** Stated problem **
Each line that holds the word "document" should be returned.

"""

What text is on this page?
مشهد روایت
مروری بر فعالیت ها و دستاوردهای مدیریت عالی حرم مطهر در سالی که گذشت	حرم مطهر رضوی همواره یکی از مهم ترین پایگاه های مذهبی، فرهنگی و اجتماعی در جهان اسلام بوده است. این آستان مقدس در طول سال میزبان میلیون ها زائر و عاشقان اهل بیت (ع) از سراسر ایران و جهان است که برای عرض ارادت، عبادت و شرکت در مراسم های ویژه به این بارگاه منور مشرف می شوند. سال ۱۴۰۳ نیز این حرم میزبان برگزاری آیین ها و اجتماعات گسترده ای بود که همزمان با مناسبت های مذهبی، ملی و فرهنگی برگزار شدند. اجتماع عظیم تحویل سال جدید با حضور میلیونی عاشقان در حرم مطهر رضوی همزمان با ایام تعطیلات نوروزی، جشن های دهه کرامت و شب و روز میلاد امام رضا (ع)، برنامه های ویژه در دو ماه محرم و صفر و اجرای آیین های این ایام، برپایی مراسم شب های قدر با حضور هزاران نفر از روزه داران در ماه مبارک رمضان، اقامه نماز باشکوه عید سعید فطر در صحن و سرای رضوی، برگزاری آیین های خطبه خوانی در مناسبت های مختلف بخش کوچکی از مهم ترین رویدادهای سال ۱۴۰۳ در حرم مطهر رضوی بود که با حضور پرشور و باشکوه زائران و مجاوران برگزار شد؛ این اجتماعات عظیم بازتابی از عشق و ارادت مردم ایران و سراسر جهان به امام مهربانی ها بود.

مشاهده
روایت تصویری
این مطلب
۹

"""
"""

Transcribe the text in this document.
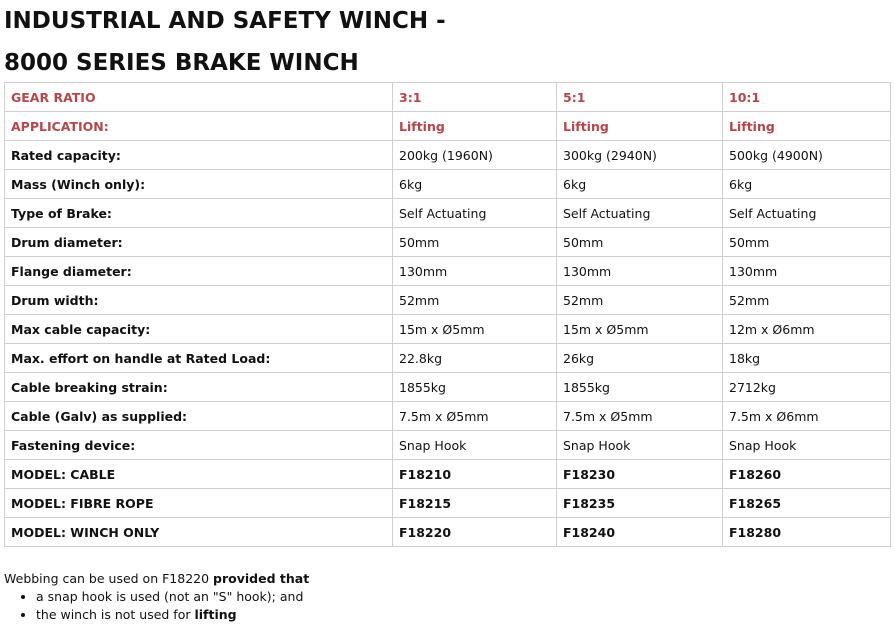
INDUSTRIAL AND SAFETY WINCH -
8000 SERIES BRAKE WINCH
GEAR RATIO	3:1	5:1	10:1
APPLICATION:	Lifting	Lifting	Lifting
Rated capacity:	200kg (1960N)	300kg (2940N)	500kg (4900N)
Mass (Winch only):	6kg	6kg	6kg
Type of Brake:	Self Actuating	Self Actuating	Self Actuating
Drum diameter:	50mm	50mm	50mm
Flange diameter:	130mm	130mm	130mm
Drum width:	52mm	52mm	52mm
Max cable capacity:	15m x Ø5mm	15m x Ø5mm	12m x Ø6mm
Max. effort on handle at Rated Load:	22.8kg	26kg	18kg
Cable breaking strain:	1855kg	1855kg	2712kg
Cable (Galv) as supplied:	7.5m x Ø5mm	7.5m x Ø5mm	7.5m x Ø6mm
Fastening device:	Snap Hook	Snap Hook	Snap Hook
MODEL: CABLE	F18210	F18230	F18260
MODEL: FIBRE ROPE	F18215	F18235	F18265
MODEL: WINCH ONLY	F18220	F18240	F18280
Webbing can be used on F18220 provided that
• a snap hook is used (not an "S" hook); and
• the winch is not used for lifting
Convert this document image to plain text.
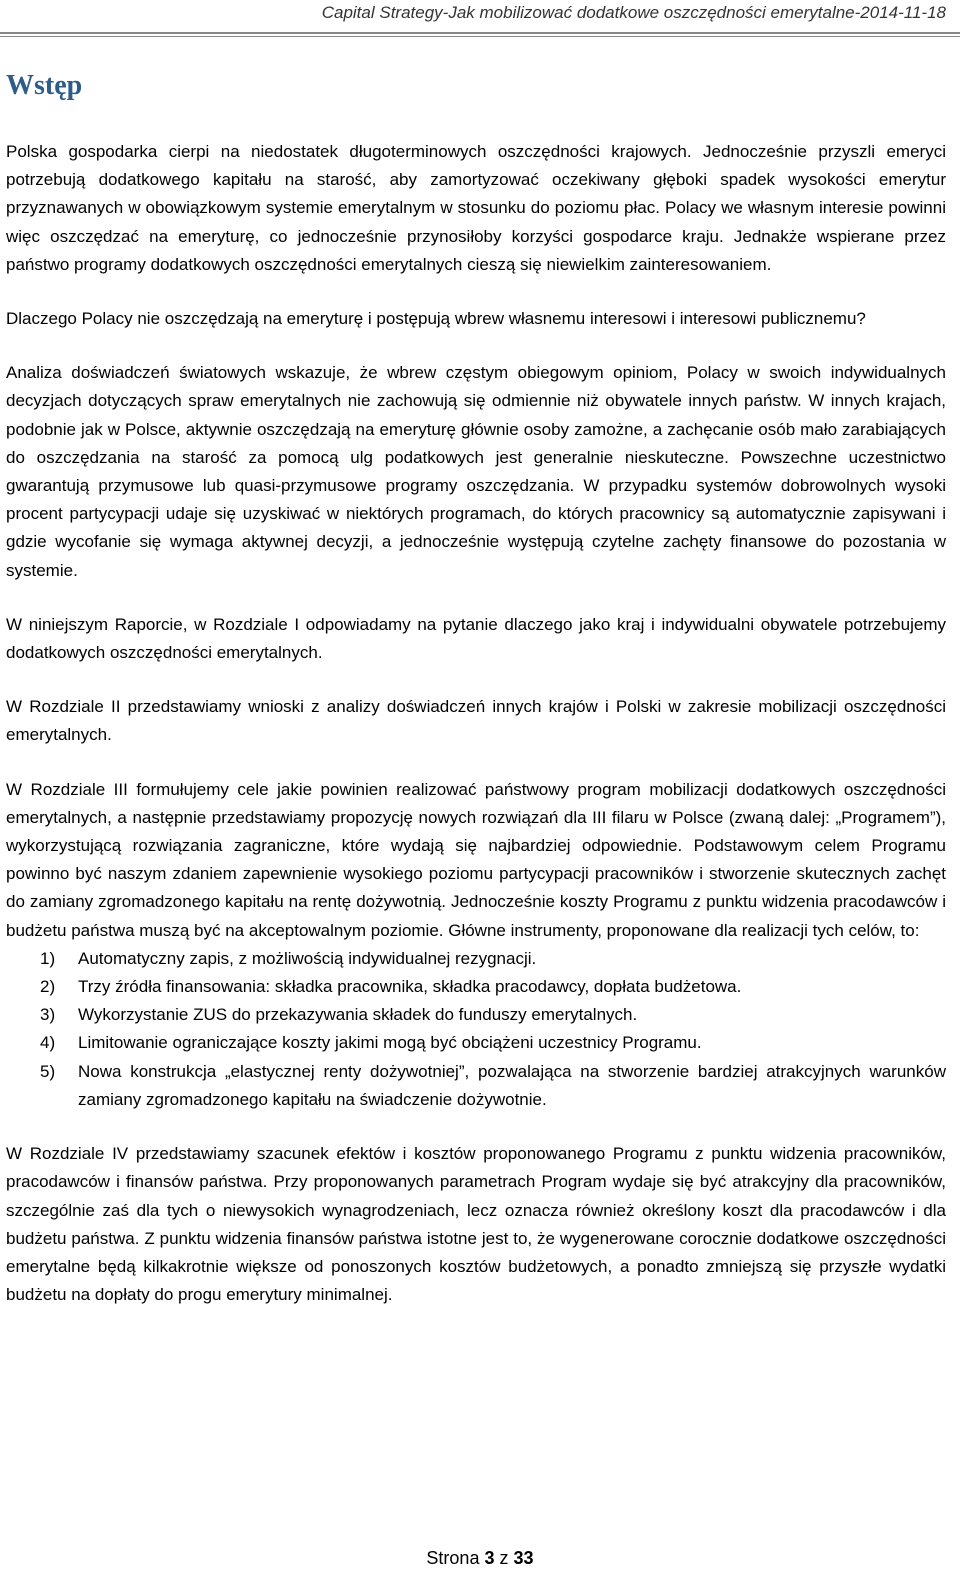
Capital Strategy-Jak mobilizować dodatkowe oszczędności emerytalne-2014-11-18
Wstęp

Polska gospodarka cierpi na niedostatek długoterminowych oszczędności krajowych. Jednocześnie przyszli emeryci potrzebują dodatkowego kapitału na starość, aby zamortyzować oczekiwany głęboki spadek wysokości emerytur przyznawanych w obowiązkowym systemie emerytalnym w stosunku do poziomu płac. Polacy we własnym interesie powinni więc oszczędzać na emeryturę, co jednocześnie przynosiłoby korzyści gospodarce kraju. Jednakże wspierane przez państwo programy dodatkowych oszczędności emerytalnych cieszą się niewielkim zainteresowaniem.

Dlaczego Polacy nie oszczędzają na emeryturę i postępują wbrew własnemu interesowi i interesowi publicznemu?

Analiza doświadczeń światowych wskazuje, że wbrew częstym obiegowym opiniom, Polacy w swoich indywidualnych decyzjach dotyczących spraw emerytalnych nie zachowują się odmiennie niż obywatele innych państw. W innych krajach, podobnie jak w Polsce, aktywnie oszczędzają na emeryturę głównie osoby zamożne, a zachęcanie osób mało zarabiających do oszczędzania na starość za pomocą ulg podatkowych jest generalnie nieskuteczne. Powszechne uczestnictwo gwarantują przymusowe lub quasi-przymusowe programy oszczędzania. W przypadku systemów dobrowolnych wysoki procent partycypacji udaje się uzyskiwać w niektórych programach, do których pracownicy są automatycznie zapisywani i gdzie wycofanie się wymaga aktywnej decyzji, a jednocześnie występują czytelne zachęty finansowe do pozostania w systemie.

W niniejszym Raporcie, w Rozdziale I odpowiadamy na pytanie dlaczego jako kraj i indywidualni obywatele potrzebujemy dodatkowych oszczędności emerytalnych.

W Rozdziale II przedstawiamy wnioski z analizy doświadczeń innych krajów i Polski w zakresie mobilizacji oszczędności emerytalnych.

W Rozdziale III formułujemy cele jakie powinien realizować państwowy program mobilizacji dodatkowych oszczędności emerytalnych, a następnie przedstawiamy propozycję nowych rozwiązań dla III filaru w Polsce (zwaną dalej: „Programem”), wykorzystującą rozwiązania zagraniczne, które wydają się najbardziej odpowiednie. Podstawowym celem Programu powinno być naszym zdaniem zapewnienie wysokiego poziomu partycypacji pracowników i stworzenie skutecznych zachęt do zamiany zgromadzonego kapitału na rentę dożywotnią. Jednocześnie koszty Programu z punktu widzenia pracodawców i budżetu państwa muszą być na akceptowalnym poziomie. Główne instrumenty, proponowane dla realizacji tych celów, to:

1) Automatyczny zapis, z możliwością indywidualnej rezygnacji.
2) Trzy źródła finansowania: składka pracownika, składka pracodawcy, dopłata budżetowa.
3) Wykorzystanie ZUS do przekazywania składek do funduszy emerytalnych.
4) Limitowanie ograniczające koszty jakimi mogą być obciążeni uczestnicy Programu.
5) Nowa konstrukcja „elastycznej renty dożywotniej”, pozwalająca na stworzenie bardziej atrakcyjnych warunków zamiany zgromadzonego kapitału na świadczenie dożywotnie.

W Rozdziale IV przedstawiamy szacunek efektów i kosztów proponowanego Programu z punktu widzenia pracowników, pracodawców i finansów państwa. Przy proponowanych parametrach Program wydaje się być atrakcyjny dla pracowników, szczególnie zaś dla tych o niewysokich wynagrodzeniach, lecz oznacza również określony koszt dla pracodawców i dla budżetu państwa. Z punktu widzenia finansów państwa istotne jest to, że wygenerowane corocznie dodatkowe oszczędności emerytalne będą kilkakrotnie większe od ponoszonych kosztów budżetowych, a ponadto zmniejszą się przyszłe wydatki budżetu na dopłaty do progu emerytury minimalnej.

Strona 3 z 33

"""

** Answer to the problem **
Transcribe the text in this document.
Convert this document image to plain text.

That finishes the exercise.